>> start

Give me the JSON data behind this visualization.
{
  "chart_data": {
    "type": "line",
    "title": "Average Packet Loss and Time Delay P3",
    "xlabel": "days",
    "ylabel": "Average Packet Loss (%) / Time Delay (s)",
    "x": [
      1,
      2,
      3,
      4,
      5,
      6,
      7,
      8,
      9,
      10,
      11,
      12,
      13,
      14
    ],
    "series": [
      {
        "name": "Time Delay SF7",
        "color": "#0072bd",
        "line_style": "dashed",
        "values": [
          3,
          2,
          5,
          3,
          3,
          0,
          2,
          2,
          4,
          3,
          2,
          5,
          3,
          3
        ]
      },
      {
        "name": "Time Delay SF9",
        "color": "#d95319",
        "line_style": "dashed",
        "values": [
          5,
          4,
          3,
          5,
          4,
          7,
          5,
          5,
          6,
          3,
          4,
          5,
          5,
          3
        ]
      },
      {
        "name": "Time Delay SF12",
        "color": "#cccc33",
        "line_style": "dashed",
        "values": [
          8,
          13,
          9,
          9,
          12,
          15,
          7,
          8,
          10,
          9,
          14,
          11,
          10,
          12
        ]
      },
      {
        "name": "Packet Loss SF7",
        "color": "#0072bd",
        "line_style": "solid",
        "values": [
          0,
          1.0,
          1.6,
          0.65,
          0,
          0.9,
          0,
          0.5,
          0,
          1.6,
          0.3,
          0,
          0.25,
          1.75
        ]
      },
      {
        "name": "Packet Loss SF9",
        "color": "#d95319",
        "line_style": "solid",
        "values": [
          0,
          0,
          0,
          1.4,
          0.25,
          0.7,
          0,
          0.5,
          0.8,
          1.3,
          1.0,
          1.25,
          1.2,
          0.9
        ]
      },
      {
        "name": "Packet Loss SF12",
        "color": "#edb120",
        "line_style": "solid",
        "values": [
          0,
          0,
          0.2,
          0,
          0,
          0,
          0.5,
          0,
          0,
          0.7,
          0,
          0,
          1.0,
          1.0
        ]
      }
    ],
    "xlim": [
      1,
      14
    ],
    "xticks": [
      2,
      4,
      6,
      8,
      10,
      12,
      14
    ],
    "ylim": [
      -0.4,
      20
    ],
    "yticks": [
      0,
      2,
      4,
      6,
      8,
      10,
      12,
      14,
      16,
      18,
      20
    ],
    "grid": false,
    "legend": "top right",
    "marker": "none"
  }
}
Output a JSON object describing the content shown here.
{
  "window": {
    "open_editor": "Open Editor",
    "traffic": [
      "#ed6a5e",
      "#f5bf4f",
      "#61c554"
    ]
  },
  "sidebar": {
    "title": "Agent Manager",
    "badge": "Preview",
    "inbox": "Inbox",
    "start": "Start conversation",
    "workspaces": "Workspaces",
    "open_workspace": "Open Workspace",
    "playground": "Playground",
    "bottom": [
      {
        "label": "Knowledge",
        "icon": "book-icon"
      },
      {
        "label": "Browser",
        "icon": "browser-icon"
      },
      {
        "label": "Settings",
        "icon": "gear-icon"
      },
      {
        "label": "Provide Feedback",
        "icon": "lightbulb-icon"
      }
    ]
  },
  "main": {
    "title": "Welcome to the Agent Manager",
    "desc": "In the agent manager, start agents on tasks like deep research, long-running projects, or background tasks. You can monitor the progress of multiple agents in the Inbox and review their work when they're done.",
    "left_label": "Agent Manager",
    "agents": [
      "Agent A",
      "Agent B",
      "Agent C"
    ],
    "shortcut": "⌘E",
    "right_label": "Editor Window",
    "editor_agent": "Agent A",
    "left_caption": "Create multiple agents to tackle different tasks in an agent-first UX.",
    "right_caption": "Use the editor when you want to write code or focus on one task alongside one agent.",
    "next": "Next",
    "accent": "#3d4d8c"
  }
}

>> end

What is required: Restate the data above exactly, keeping each word as it stands.

Written response:
Give me the JSON data behind this visualization.
{
  "chart_data": {
    "type": "line",
    "title": "Average Packet Loss and Time Delay P3",
    "xlabel": "days",
    "ylabel": "Average Packet Loss (%) / Time Delay (s)",
    "x": [
      1,
      2,
      3,
      4,
      5,
      6,
      7,
      8,
      9,
      10,
      11,
      12,
      13,
      14
    ],
    "series": [
      {
        "name": "Time Delay SF7",
        "color": "#0072bd",
        "line_style": "dashed",
        "values": [
          3,
          2,
          5,
          3,
          3,
          0,
          2,
          2,
          4,
          3,
          2,
          5,
          3,
          3
        ]
      },
      {
        "name": "Time Delay SF9",
        "color": "#d95319",
        "line_style": "dashed",
        "values": [
          5,
          4,
          3,
          5,
          4,
          7,
          5,
          5,
          6,
          3,
          4,
          5,
          5,
          3
        ]
      },
      {
        "name": "Time Delay SF12",
        "color": "#cccc33",
        "line_style": "dashed",
        "values": [
          8,
          13,
          9,
          9,
          12,
          15,
          7,
          8,
          10,
          9,
          14,
          11,
          10,
          12
        ]
      },
      {
        "name": "Packet Loss SF7",
        "color": "#0072bd",
        "line_style": "solid",
        "values": [
          0,
          1.0,
          1.6,
          0.65,
          0,
          0.9,
          0,
          0.5,
          0,
          1.6,
          0.3,
          0,
          0.25,
          1.75
        ]
      },
      {
        "name": "Packet Loss SF9",
        "color": "#d95319",
        "line_style": "solid",
        "values": [
          0,
          0,
          0,
          1.4,
          0.25,
          0.7,
          0,
          0.5,
          0.8,
          1.3,
          1.0,
          1.25,
          1.2,
          0.9
        ]
      },
      {
        "name": "Packet Loss SF12",
        "color": "#edb120",
        "line_style": "solid",
        "values": [
          0,
          0,
          0.2,
          0,
          0,
          0,
          0.5,
          0,
          0,
          0.7,
          0,
          0,
          1.0,
          1.0
        ]
      }
    ],
    "xlim": [
      1,
      14
    ],
    "xticks": [
      2,
      4,
      6,
      8,
      10,
      12,
      14
    ],
    "ylim": [
      -0.4,
      20
    ],
    "yticks": [
      0,
      2,
      4,
      6,
      8,
      10,
      12,
      14,
      16,
      18,
      20
    ],
    "grid": false,
    "legend": "top right",
    "marker": "none"
  }
}
Output a JSON object describing the content shown here.
{
  "window": {
    "open_editor": "Open Editor",
    "traffic": [
      "#ed6a5e",
      "#f5bf4f",
      "#61c554"
    ]
  },
  "sidebar": {
    "title": "Agent Manager",
    "badge": "Preview",
    "inbox": "Inbox",
    "start": "Start conversation",
    "workspaces": "Workspaces",
    "open_workspace": "Open Workspace",
    "playground": "Playground",
    "bottom": [
      {
        "label": "Knowledge",
        "icon": "book-icon"
      },
      {
        "label": "Browser",
        "icon": "browser-icon"
      },
      {
        "label": "Settings",
        "icon": "gear-icon"
      },
      {
        "label": "Provide Feedback",
        "icon": "lightbulb-icon"
      }
    ]
  },
  "main": {
    "title": "Welcome to the Agent Manager",
    "desc": "In the agent manager, start agents on tasks like deep research, long-running projects, or background tasks. You can monitor the progress of multiple agents in the Inbox and review their work when they're done.",
    "left_label": "Agent Manager",
    "agents": [
      "Agent A",
      "Agent B",
      "Agent C"
    ],
    "shortcut": "⌘E",
    "right_label": "Editor Window",
    "editor_agent": "Agent A",
    "left_caption": "Create multiple agents to tackle different tasks in an agent-first UX.",
    "right_caption": "Use the editor when you want to write code or focus on one task alongside one agent.",
    "next": "Next",
    "accent": "#3d4d8c"
  }
}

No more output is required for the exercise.